* **WHAT YOU NEED TO DO**
Locate the line that contains "Enumerate this screenshot's". Print it and every subsequent line through the final line of the records, exactly and only those.

Stored data entries:
╭──
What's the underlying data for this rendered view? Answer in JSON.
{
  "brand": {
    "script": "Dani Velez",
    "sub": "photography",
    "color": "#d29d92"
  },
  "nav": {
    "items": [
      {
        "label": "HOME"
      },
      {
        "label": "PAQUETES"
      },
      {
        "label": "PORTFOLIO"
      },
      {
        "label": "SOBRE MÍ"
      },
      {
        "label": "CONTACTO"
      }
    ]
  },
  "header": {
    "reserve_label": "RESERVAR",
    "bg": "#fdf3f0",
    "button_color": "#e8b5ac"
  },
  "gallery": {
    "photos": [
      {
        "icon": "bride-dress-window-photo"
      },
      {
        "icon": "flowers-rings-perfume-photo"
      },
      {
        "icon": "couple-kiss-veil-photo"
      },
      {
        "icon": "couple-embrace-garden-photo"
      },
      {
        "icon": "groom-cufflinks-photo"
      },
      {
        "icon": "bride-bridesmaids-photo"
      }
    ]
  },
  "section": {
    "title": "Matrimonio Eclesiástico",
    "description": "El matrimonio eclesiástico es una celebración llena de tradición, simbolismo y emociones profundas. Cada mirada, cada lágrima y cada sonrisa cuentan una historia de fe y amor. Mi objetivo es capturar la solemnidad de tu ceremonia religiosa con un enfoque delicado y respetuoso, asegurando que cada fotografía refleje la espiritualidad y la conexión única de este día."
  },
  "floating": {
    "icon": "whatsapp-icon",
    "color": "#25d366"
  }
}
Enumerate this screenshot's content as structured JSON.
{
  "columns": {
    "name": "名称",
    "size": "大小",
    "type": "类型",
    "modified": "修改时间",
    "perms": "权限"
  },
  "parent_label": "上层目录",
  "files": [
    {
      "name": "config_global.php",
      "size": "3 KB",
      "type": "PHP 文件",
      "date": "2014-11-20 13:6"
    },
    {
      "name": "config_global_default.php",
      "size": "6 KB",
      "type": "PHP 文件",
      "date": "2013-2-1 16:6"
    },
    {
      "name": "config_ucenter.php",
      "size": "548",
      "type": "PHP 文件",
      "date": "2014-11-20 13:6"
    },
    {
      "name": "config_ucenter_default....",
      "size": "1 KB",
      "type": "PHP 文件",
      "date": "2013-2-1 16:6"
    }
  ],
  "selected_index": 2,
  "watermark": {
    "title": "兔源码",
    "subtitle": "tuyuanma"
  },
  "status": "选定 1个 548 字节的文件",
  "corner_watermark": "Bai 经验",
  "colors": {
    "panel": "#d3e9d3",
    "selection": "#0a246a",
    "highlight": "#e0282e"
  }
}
╰──
* **SOLUTION FOR THIS PROBLEM**
Enumerate this screenshot's content as structured JSON.
{
  "columns": {
    "name": "名称",
    "size": "大小",
    "type": "类型",
    "modified": "修改时间",
    "perms": "权限"
  },
  "parent_label": "上层目录",
  "files": [
    {
      "name": "config_global.php",
      "size": "3 KB",
      "type": "PHP 文件",
      "date": "2014-11-20 13:6"
    },
    {
      "name": "config_global_default.php",
      "size": "6 KB",
      "type": "PHP 文件",
      "date": "2013-2-1 16:6"
    },
    {
      "name": "config_ucenter.php",
      "size": "548",
      "type": "PHP 文件",
      "date": "2014-11-20 13:6"
    },
    {
      "name": "config_ucenter_default....",
      "size": "1 KB",
      "type": "PHP 文件",
      "date": "2013-2-1 16:6"
    }
  ],
  "selected_index": 2,
  "watermark": {
    "title": "兔源码",
    "subtitle": "tuyuanma"
  },
  "status": "选定 1个 548 字节的文件",
  "corner_watermark": "Bai 经验",
  "colors": {
    "panel": "#d3e9d3",
    "selection": "#0a246a",
    "highlight": "#e0282e"
  }
}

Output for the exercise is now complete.